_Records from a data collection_
————————
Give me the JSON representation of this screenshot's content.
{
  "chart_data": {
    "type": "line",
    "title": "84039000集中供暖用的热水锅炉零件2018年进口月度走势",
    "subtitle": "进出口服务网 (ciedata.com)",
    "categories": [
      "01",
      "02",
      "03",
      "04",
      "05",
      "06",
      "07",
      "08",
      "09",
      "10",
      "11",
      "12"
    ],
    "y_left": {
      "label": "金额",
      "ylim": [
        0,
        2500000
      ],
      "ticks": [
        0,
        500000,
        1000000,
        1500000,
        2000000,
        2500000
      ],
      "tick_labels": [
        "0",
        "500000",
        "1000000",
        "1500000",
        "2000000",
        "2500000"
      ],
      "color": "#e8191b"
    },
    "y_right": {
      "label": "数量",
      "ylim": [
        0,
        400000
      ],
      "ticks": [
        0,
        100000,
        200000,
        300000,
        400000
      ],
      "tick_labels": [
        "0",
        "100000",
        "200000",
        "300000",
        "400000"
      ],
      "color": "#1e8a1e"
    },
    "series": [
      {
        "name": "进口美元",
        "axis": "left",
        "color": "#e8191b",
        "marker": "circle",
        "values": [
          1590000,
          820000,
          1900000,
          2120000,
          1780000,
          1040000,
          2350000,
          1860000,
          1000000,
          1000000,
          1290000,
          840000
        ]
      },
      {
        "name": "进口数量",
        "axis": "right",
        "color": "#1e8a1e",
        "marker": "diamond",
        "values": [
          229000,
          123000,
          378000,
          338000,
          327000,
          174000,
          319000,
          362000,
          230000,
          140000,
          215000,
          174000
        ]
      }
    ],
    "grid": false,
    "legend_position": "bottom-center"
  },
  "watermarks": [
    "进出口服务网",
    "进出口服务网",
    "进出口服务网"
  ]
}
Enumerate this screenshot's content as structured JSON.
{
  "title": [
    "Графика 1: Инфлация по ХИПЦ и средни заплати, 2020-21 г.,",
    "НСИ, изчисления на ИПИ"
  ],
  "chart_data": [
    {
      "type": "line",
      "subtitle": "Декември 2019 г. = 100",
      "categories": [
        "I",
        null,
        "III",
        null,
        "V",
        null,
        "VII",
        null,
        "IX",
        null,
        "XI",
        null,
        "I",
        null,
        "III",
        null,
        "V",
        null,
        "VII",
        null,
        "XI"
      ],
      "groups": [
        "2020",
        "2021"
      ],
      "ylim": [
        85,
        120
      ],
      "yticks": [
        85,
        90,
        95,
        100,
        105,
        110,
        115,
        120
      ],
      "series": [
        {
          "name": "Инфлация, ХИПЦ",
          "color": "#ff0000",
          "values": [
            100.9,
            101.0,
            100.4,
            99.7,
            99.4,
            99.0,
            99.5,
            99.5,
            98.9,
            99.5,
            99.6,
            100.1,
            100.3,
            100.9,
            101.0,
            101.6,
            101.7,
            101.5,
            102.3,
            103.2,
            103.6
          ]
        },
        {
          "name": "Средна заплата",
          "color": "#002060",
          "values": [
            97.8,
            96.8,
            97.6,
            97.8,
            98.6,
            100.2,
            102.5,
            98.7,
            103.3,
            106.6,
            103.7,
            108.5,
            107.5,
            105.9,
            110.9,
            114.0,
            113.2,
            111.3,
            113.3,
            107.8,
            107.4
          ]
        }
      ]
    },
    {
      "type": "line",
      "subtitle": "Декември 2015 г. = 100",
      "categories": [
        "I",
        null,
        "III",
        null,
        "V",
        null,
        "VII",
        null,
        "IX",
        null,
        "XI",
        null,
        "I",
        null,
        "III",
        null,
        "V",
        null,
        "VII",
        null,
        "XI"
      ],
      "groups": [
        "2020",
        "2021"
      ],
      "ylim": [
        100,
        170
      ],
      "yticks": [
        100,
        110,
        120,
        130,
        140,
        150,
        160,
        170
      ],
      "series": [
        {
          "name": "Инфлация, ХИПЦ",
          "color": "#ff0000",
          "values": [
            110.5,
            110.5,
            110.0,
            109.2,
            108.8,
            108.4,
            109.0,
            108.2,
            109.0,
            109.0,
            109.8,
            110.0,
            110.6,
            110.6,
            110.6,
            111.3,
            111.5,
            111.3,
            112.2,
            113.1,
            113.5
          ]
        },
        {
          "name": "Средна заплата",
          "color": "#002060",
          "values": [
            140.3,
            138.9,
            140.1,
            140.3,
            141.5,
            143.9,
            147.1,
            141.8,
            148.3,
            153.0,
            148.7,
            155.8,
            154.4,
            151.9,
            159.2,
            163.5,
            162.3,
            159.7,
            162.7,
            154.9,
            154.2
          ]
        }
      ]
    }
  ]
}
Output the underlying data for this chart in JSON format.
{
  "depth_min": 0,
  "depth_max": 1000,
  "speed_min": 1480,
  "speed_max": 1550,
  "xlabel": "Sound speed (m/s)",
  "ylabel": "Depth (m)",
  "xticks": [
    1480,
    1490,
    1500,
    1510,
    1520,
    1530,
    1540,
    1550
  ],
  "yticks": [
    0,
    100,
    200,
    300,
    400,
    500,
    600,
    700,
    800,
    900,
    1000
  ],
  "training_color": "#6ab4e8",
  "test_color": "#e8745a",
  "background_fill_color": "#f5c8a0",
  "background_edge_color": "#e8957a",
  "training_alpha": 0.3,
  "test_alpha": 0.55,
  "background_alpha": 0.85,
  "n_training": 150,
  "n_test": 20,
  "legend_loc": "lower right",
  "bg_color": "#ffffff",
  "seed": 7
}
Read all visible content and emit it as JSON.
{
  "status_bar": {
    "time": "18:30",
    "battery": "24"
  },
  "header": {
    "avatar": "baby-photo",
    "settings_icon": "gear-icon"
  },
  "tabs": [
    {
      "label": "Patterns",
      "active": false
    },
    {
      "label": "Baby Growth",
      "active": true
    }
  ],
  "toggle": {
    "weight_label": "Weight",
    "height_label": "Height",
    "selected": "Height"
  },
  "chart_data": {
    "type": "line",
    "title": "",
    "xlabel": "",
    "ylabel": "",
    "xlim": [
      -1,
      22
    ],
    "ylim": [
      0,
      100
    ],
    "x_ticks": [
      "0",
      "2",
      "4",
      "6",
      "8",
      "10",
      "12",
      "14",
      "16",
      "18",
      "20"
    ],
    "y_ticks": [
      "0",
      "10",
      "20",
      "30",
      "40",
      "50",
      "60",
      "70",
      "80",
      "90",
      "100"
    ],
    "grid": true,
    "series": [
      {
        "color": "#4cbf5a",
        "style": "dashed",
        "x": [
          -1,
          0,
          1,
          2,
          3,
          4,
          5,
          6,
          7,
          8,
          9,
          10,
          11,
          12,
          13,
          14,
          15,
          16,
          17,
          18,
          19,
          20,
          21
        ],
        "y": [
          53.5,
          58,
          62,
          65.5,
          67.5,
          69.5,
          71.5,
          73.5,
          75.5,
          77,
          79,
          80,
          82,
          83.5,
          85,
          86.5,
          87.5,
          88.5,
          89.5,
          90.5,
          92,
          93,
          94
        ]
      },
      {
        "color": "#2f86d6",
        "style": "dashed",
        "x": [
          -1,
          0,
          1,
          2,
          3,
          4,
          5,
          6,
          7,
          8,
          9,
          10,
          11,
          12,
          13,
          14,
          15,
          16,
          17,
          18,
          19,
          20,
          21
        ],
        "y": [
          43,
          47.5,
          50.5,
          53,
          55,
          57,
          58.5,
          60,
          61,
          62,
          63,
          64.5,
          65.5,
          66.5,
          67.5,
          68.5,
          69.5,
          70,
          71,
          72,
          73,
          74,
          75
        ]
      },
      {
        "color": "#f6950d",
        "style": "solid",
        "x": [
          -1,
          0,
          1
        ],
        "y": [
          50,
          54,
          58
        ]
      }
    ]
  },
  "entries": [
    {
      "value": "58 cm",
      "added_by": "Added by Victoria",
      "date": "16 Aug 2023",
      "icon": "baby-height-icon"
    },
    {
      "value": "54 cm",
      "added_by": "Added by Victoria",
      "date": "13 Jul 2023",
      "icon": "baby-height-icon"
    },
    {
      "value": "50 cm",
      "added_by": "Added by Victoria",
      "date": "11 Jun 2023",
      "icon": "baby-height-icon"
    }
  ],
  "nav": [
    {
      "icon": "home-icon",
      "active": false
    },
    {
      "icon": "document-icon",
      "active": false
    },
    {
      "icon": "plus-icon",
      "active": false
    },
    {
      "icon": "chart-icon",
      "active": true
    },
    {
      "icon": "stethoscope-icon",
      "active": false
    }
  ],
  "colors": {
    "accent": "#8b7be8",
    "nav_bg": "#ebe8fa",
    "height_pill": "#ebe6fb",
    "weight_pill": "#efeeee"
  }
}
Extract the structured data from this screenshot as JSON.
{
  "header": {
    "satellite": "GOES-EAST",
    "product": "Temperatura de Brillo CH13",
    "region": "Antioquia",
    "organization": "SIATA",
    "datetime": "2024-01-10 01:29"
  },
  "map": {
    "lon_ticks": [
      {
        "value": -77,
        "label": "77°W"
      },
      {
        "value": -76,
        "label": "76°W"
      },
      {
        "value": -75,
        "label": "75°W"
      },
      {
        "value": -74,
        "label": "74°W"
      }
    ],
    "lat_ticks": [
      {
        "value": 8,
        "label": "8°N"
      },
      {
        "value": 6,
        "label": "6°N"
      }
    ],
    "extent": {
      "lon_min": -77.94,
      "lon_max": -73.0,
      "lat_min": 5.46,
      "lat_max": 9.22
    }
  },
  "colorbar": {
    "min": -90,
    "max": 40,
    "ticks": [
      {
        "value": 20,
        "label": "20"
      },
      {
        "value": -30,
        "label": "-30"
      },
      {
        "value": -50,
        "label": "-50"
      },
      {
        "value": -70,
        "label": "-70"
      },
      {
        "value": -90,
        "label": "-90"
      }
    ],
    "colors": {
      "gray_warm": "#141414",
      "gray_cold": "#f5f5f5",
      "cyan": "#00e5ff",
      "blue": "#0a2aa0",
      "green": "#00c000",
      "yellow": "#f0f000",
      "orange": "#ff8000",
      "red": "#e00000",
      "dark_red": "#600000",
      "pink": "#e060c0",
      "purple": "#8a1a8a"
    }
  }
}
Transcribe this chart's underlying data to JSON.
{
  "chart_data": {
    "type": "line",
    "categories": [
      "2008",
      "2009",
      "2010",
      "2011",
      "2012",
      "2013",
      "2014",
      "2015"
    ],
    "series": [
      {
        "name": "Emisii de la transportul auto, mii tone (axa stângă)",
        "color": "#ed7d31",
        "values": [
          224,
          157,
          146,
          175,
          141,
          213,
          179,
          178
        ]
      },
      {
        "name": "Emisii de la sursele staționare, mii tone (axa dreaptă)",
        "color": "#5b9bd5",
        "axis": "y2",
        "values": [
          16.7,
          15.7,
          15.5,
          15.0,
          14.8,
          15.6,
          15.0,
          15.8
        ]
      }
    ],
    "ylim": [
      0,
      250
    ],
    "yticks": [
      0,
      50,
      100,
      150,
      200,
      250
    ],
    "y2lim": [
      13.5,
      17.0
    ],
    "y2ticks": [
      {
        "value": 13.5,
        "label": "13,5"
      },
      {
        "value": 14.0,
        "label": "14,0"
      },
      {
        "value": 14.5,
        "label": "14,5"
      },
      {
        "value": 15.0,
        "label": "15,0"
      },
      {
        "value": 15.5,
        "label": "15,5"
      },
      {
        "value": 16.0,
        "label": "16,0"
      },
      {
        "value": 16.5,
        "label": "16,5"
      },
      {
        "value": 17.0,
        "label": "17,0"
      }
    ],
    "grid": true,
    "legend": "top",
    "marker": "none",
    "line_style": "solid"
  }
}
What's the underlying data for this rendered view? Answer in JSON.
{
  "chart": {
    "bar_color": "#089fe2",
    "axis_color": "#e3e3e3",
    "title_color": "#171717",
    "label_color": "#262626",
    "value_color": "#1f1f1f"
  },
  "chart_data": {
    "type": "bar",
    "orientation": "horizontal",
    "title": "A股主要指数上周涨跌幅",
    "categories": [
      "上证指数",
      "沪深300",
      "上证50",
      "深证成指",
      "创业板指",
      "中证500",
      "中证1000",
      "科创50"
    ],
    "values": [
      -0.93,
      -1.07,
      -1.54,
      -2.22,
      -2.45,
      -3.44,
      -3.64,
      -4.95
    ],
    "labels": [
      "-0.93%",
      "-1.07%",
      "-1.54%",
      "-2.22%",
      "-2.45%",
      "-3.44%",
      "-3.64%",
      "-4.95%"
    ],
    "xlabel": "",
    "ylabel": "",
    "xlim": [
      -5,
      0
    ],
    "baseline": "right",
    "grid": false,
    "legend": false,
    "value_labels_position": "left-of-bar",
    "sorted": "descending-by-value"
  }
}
————————
Where a line above contains the word "this", copy that line.

Give me the JSON representation of this screenshot's content.
Enumerate this screenshot's content as structured JSON.
Output the underlying data for this chart in JSON format.
Extract the structured data from this screenshot as JSON.
Transcribe this chart's underlying data to JSON.
What's the underlying data for this rendered view? Answer in JSON.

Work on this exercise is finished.